- [Work to do]
List every line below containing "just".
* * * * *
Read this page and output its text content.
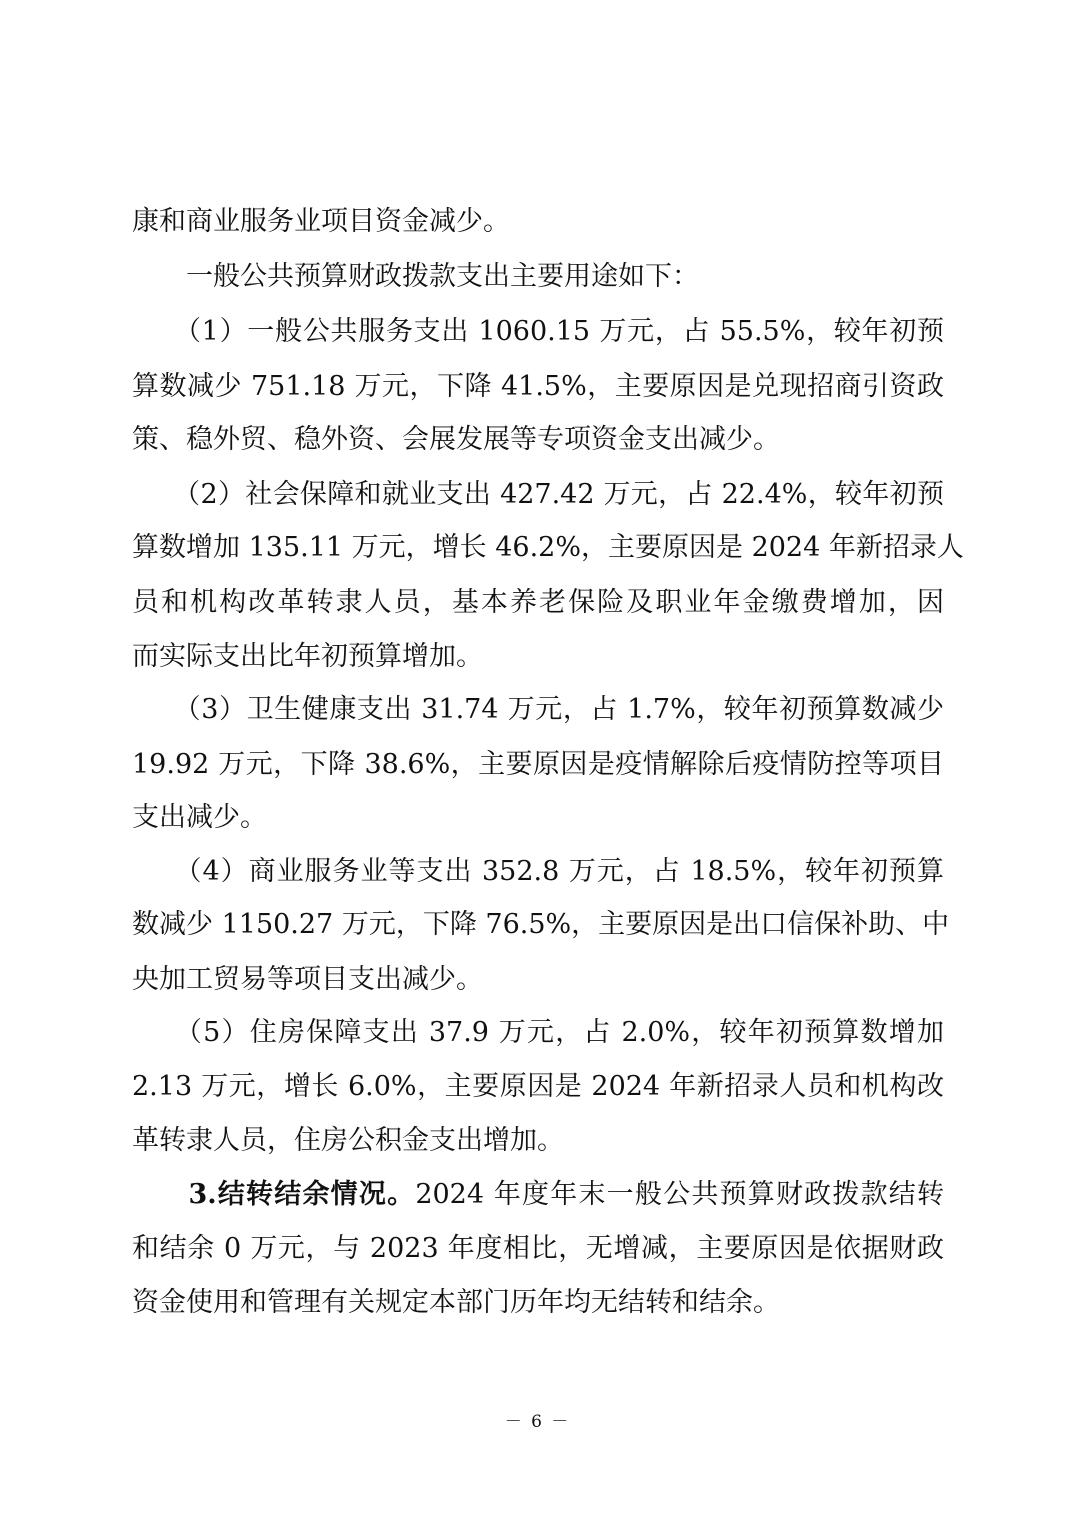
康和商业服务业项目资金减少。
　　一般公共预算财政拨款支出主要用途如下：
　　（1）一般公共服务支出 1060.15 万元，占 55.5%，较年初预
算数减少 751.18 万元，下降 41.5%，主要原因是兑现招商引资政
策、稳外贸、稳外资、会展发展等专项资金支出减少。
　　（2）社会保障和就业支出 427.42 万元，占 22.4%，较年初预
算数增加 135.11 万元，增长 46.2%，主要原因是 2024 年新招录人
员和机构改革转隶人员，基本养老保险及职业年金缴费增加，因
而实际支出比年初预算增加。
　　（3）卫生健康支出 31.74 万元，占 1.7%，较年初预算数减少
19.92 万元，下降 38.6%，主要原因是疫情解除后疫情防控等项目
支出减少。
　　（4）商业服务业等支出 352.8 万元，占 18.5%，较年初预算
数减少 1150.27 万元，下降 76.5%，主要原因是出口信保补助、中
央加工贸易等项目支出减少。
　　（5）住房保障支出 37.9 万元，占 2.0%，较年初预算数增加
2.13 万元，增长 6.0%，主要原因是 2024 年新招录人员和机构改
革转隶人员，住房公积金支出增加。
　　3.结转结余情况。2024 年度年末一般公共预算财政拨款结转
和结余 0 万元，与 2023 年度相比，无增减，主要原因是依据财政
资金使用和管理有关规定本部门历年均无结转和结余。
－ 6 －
* * * * *
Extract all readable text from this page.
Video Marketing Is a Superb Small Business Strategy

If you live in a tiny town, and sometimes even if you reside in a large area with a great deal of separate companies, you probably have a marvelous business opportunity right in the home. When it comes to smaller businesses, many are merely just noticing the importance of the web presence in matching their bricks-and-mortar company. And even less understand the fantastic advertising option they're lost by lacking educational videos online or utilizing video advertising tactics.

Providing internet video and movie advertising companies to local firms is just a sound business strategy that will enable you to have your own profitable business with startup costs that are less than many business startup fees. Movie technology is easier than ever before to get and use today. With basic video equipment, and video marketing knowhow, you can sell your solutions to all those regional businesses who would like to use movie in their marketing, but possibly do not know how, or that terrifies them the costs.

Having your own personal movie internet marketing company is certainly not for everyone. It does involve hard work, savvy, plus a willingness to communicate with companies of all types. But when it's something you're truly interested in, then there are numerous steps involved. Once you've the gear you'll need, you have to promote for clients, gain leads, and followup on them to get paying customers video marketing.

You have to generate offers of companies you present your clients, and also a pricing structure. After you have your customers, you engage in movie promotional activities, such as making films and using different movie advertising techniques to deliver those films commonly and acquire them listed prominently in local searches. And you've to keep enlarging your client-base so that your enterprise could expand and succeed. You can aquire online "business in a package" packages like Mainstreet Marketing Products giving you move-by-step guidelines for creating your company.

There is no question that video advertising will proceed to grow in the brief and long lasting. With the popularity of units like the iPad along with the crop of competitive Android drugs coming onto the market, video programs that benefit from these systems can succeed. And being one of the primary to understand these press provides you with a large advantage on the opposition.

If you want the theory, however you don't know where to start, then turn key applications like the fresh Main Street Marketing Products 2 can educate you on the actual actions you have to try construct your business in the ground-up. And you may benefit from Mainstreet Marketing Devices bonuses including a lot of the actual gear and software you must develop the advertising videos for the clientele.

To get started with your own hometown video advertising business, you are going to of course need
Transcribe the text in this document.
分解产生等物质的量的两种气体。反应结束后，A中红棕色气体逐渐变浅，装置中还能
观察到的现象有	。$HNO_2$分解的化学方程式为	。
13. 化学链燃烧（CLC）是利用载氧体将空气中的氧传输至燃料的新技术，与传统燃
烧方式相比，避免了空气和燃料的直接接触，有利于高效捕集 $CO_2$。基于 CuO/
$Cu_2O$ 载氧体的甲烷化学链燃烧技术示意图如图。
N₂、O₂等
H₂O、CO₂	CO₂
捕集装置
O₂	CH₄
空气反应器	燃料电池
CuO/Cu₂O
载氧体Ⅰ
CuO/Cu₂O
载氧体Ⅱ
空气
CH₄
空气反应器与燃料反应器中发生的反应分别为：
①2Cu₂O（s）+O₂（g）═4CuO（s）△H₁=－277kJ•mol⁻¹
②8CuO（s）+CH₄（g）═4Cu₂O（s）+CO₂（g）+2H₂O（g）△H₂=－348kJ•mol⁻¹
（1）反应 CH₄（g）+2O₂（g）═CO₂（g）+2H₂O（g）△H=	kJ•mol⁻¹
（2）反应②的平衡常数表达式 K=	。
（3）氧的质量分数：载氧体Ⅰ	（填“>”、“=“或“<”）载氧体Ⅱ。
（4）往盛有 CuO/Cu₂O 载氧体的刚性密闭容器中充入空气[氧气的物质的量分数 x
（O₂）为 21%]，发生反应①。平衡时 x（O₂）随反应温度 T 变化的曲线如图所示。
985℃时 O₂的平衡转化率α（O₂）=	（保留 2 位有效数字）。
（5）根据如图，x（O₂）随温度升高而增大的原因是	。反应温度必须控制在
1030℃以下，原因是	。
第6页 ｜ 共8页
* * * * *
- [Answer below]
If you live in a tiny town, and sometimes even if you reside in a large area with a great deal of separate companies, you probably have a marvelous business opportunity right in the home. When it comes to smaller businesses, many are merely just noticing the importance of the web presence in matching their bricks-and-mortar company. And even less understand the fantastic advertising option they're lost by lacking educational videos online or utilizing video advertising tactics.
Providing internet video and movie advertising companies to local firms is just a sound business strategy that will enable you to have your own profitable business with startup costs that are less than many business startup fees. Movie technology is easier than ever before to get and use today. With basic video equipment, and video marketing knowhow, you can sell your solutions to all those regional businesses who would like to use movie in their marketing, but possibly do not know how, or that terrifies them the costs.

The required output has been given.